PROBLEM DETAILS: Return exactly the lines from the "Convert this screenshot" line through the last line of the entries below. Include no pictures.

Dataset rows:
(begin)
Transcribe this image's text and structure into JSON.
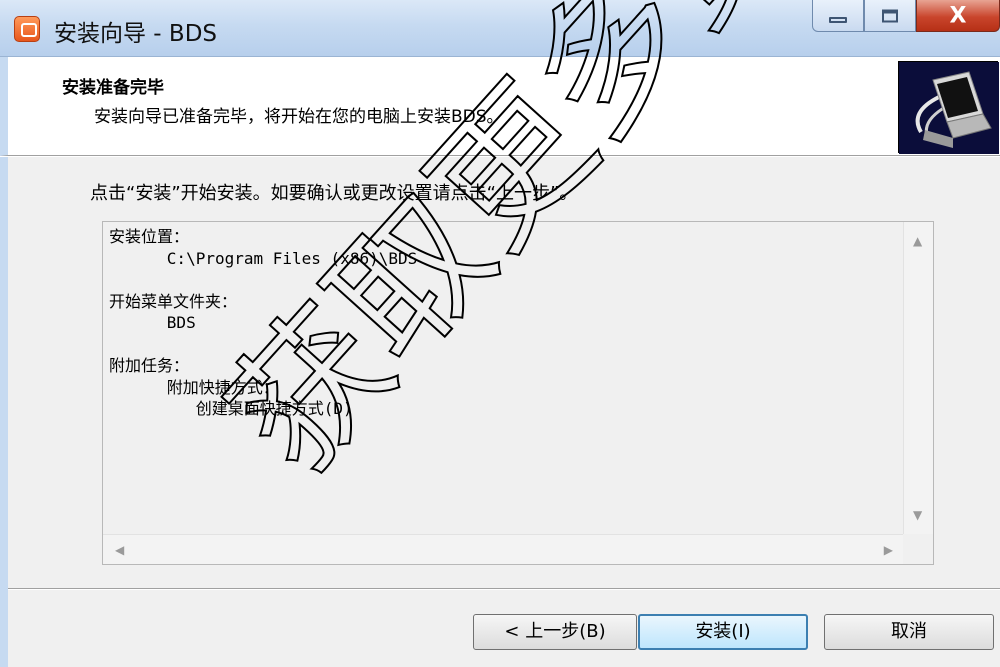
{
  "window": {
    "title": "安装向导 - BDS",
    "close_label": "X"
  },
  "header": {
    "title": "安装准备完毕",
    "subtitle": "安装向导已准备完毕，将开始在您的电脑上安装BDS。"
  },
  "body": {
    "instruction": "点击“安装”开始安装。如要确认或更改设置请点击“上一步”。",
    "memo_lines": [
      "安装位置：",
      "      C:\\Program Files (x86)\\BDS",
      "",
      "开始菜单文件夹：",
      "      BDS",
      "",
      "附加任务：",
      "      附加快捷方式：",
      "         创建桌面快捷方式(D)"
    ]
  },
  "buttons": {
    "back": "< 上一步(B)",
    "install": "安装(I)",
    "cancel": "取消"
  },
  "watermark": "获取更多资"
}
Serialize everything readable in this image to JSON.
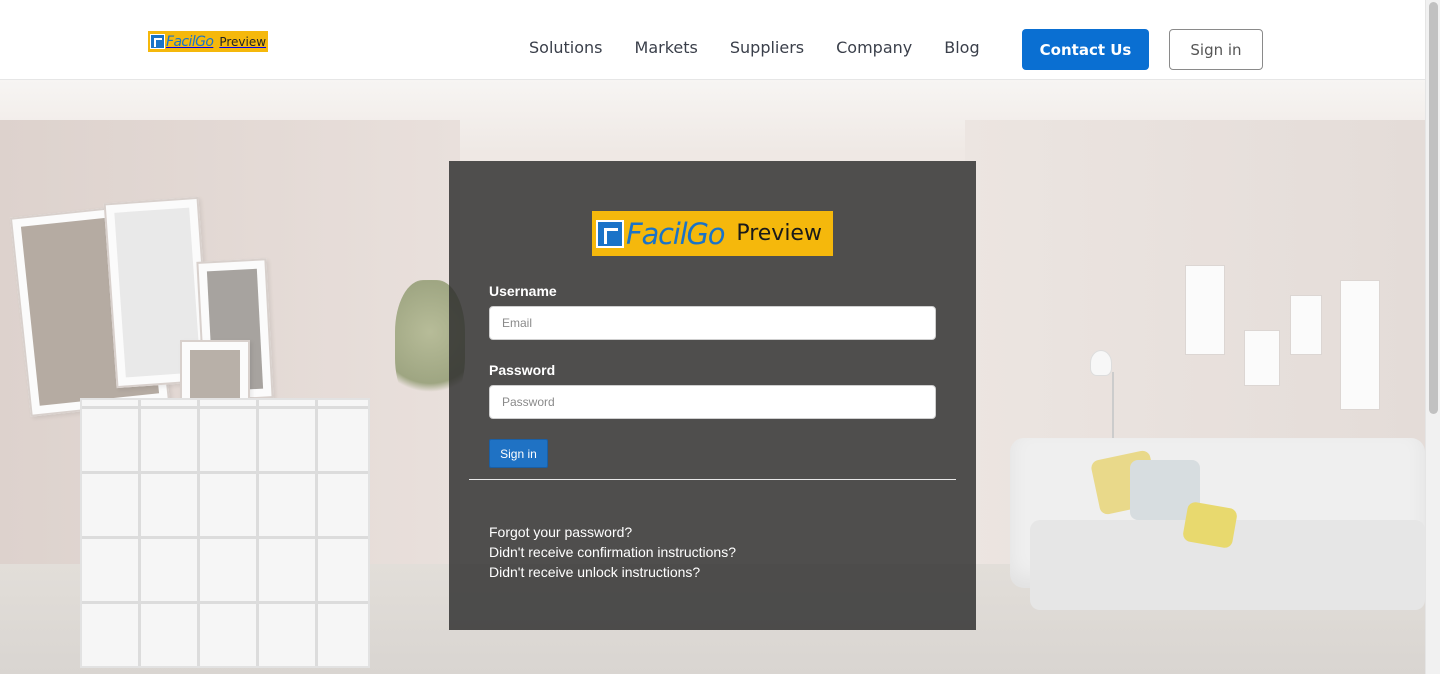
{
  "brand": {
    "logo_word": "FacilGo",
    "logo_suffix": "Preview",
    "accent_color": "#f5b80c",
    "primary_color": "#0a6fd2"
  },
  "header": {
    "nav": [
      {
        "label": "Solutions"
      },
      {
        "label": "Markets"
      },
      {
        "label": "Suppliers"
      },
      {
        "label": "Company"
      },
      {
        "label": "Blog"
      }
    ],
    "contact_label": "Contact Us",
    "signin_label": "Sign in"
  },
  "login": {
    "username_label": "Username",
    "username_placeholder": "Email",
    "password_label": "Password",
    "password_placeholder": "Password",
    "submit_label": "Sign in",
    "links": {
      "forgot": "Forgot your password?",
      "confirmation": "Didn't receive confirmation instructions?",
      "unlock": "Didn't receive unlock instructions?"
    }
  },
  "icons": {
    "logo_mark": "facilgo-logo-icon"
  }
}
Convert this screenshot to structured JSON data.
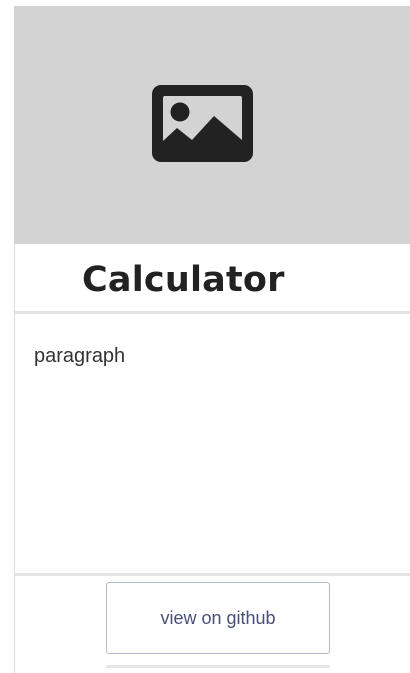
{
  "card": {
    "image": {
      "icon": "image-icon",
      "background_color": "#d3d3d3",
      "icon_color": "#222222"
    },
    "title": "Calculator",
    "text": "paragraph",
    "button_label": "view on github"
  }
}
(end)
TASK ANSWER:
Convert this screenshot to structured JSON data.
{
  "card": {
    "image": {
      "icon": "image-icon",
      "background_color": "#d3d3d3",
      "icon_color": "#222222"
    },
    "title": "Calculator",
    "text": "paragraph",
    "button_label": "view on github"
  }
}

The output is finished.